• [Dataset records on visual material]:
━━━━━━━━━━
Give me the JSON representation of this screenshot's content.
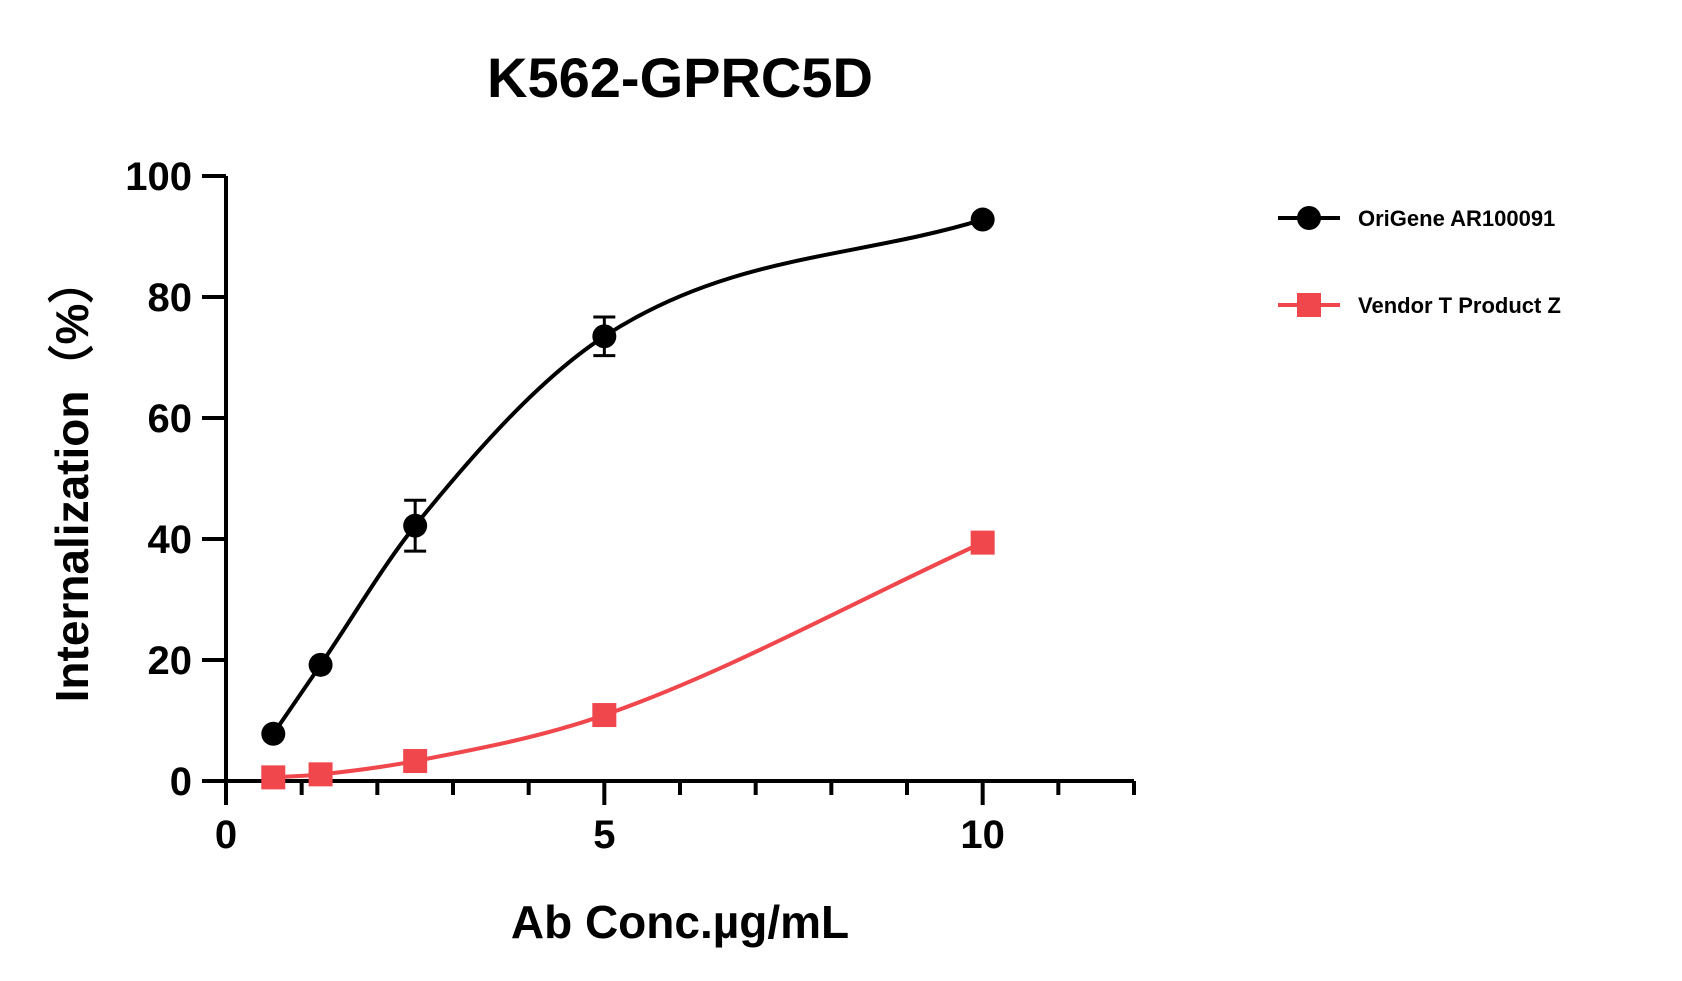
{
  "chart_data": {
    "type": "scatter",
    "title": "K562-GPRC5D",
    "xlabel": "Ab Conc.µg/mL",
    "ylabel": "Internalization（%）",
    "xlim": [
      0,
      12
    ],
    "ylim": [
      0,
      100
    ],
    "x_ticks": [
      0,
      5,
      10
    ],
    "x_minor_ticks": [
      1,
      2,
      3,
      4,
      6,
      7,
      8,
      9,
      11,
      12
    ],
    "y_ticks": [
      0,
      20,
      40,
      60,
      80,
      100
    ],
    "grid": false,
    "legend_position": "top-right",
    "series": [
      {
        "name": "OriGene AR100091",
        "marker": "circle",
        "color": "#000000",
        "x": [
          0.625,
          1.25,
          2.5,
          5,
          10
        ],
        "y": [
          7.8,
          19.2,
          42.2,
          73.5,
          92.8
        ],
        "error": [
          0,
          0,
          4.2,
          3.2,
          0
        ]
      },
      {
        "name": "Vendor T Product Z",
        "marker": "square",
        "color": "#f0474c",
        "x": [
          0.625,
          1.25,
          2.5,
          5,
          10
        ],
        "y": [
          0.6,
          1.1,
          3.3,
          10.9,
          39.4
        ],
        "error": [
          0,
          0,
          0,
          0,
          0
        ]
      }
    ]
  }
}
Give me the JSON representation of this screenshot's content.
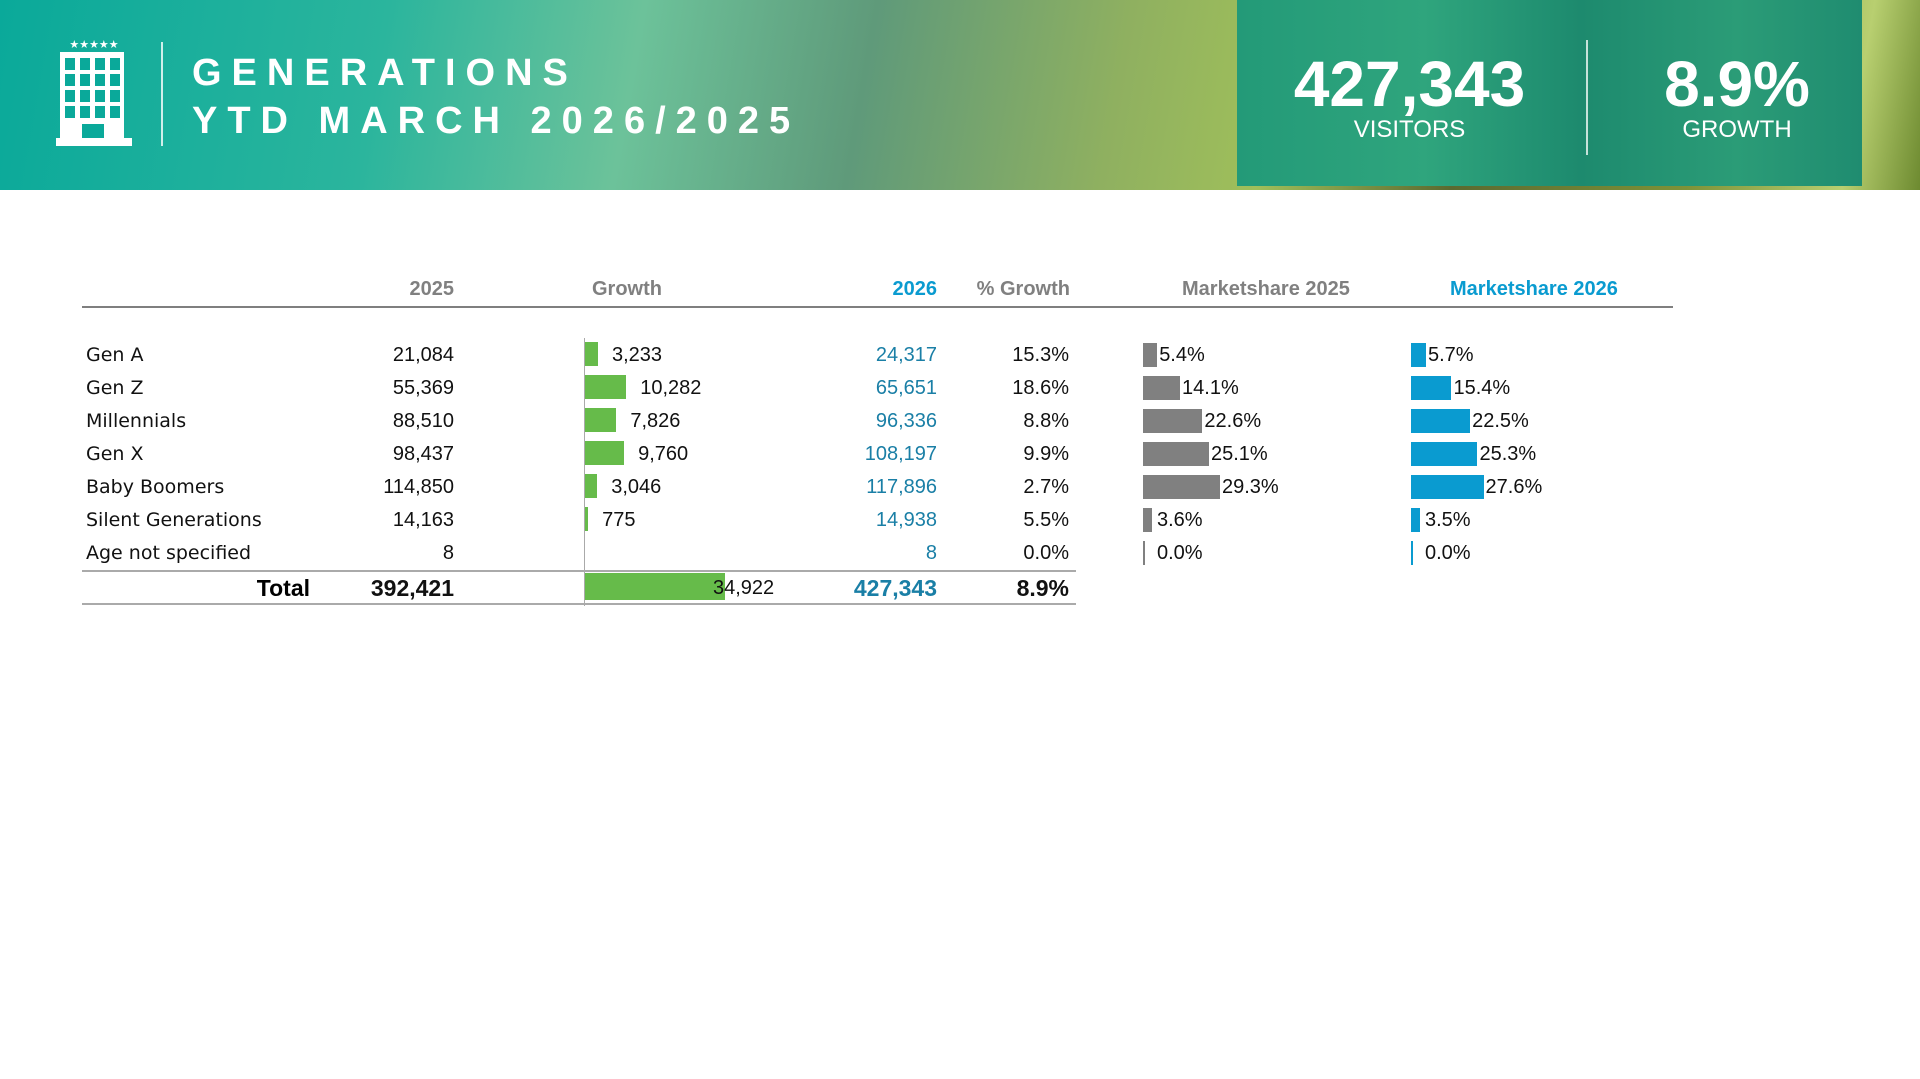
{
  "header": {
    "title_line1": "GENERATIONS",
    "title_line2": "YTD MARCH 2026/2025",
    "logo_icon": "hotel-building-icon"
  },
  "kpis": {
    "visitors_value": "427,343",
    "visitors_label": "VISITORS",
    "growth_value": "8.9%",
    "growth_label": "GROWTH"
  },
  "table": {
    "columns": {
      "y2025": "2025",
      "growth": "Growth",
      "y2026": "2026",
      "pct_growth": "% Growth",
      "ms2025": "Marketshare 2025",
      "ms2026": "Marketshare 2026"
    },
    "colors": {
      "growth_bar": "#66bb4a",
      "ms2025_bar": "#808080",
      "ms2026_bar": "#0a9bd0",
      "y2026_text": "#1a7fa6"
    },
    "rows": [
      {
        "label": "Gen A",
        "y2025": "21,084",
        "growth": 3233,
        "growth_label": "3,233",
        "y2026": "24,317",
        "pct_growth": "15.3%",
        "ms2025": 5.4,
        "ms2025_label": "5.4%",
        "ms2026": 5.7,
        "ms2026_label": "5.7%"
      },
      {
        "label": "Gen Z",
        "y2025": "55,369",
        "growth": 10282,
        "growth_label": "10,282",
        "y2026": "65,651",
        "pct_growth": "18.6%",
        "ms2025": 14.1,
        "ms2025_label": "14.1%",
        "ms2026": 15.4,
        "ms2026_label": "15.4%"
      },
      {
        "label": "Millennials",
        "y2025": "88,510",
        "growth": 7826,
        "growth_label": "7,826",
        "y2026": "96,336",
        "pct_growth": "8.8%",
        "ms2025": 22.6,
        "ms2025_label": "22.6%",
        "ms2026": 22.5,
        "ms2026_label": "22.5%"
      },
      {
        "label": "Gen X",
        "y2025": "98,437",
        "growth": 9760,
        "growth_label": "9,760",
        "y2026": "108,197",
        "pct_growth": "9.9%",
        "ms2025": 25.1,
        "ms2025_label": "25.1%",
        "ms2026": 25.3,
        "ms2026_label": "25.3%"
      },
      {
        "label": "Baby Boomers",
        "y2025": "114,850",
        "growth": 3046,
        "growth_label": "3,046",
        "y2026": "117,896",
        "pct_growth": "2.7%",
        "ms2025": 29.3,
        "ms2025_label": "29.3%",
        "ms2026": 27.6,
        "ms2026_label": "27.6%"
      },
      {
        "label": "Silent Generations",
        "y2025": "14,163",
        "growth": 775,
        "growth_label": "775",
        "y2026": "14,938",
        "pct_growth": "5.5%",
        "ms2025": 3.6,
        "ms2025_label": "3.6%",
        "ms2026": 3.5,
        "ms2026_label": "3.5%"
      },
      {
        "label": "Age not specified",
        "y2025": "8",
        "growth": 0,
        "growth_label": "",
        "y2026": "8",
        "pct_growth": "0.0%",
        "ms2025": 0,
        "ms2025_label": "0.0%",
        "ms2026": 0,
        "ms2026_label": "0.0%"
      }
    ],
    "total": {
      "label": "Total",
      "y2025": "392,421",
      "growth": 34922,
      "growth_label": "34,922",
      "y2026": "427,343",
      "pct_growth": "8.9%"
    }
  }
}
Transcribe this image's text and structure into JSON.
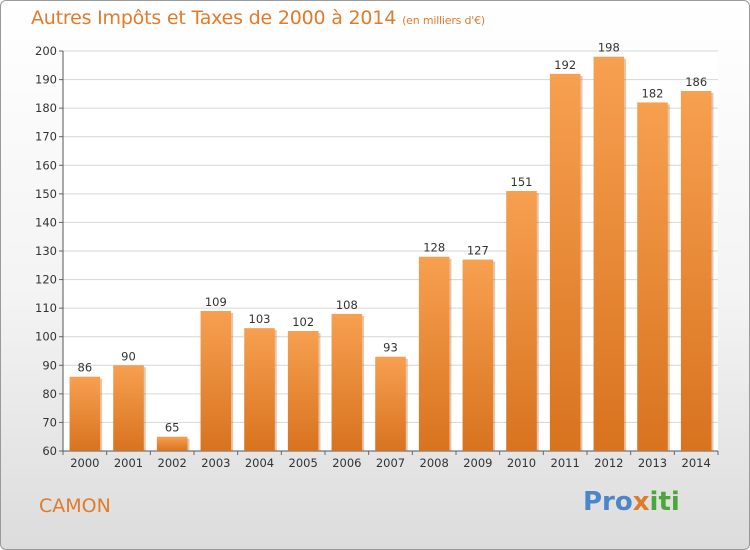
{
  "chart_data": {
    "type": "bar",
    "title": "Autres Impôts et Taxes de 2000 à 2014",
    "unit": "(en milliers d'€)",
    "categories": [
      "2000",
      "2001",
      "2002",
      "2003",
      "2004",
      "2005",
      "2006",
      "2007",
      "2008",
      "2009",
      "2010",
      "2011",
      "2012",
      "2013",
      "2014"
    ],
    "values": [
      86,
      90,
      65,
      109,
      103,
      102,
      108,
      93,
      128,
      127,
      151,
      192,
      198,
      182,
      186
    ],
    "ylim": [
      60,
      200
    ],
    "yticks": [
      60,
      70,
      80,
      90,
      100,
      110,
      120,
      130,
      140,
      150,
      160,
      170,
      180,
      190,
      200
    ],
    "grid": true,
    "bar_color": "#f0903a",
    "accent_color": "#e07b2c"
  },
  "place_name": "CAMON",
  "logo": {
    "text": "Proxiti",
    "colors": [
      "#4a86c8",
      "#e07b2c",
      "#4aa83a"
    ]
  }
}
━━━━━━━━━━
• [TASK BRIEF]: Extract, exactly as written, the span of lines from the one holding "Transcribe this image's" through the last line, inclusive. Skip any picture.

• [FULL RESPONSE]:
Transcribe this image's text and structure into JSON.
{
  "chart_data": {
    "type": "bar",
    "title": "Autres Impôts et Taxes de 2000 à 2014",
    "unit": "(en milliers d'€)",
    "categories": [
      "2000",
      "2001",
      "2002",
      "2003",
      "2004",
      "2005",
      "2006",
      "2007",
      "2008",
      "2009",
      "2010",
      "2011",
      "2012",
      "2013",
      "2014"
    ],
    "values": [
      86,
      90,
      65,
      109,
      103,
      102,
      108,
      93,
      128,
      127,
      151,
      192,
      198,
      182,
      186
    ],
    "ylim": [
      60,
      200
    ],
    "yticks": [
      60,
      70,
      80,
      90,
      100,
      110,
      120,
      130,
      140,
      150,
      160,
      170,
      180,
      190,
      200
    ],
    "grid": true,
    "bar_color": "#f0903a",
    "accent_color": "#e07b2c"
  },
  "place_name": "CAMON",
  "logo": {
    "text": "Proxiti",
    "colors": [
      "#4a86c8",
      "#e07b2c",
      "#4aa83a"
    ]
  }
}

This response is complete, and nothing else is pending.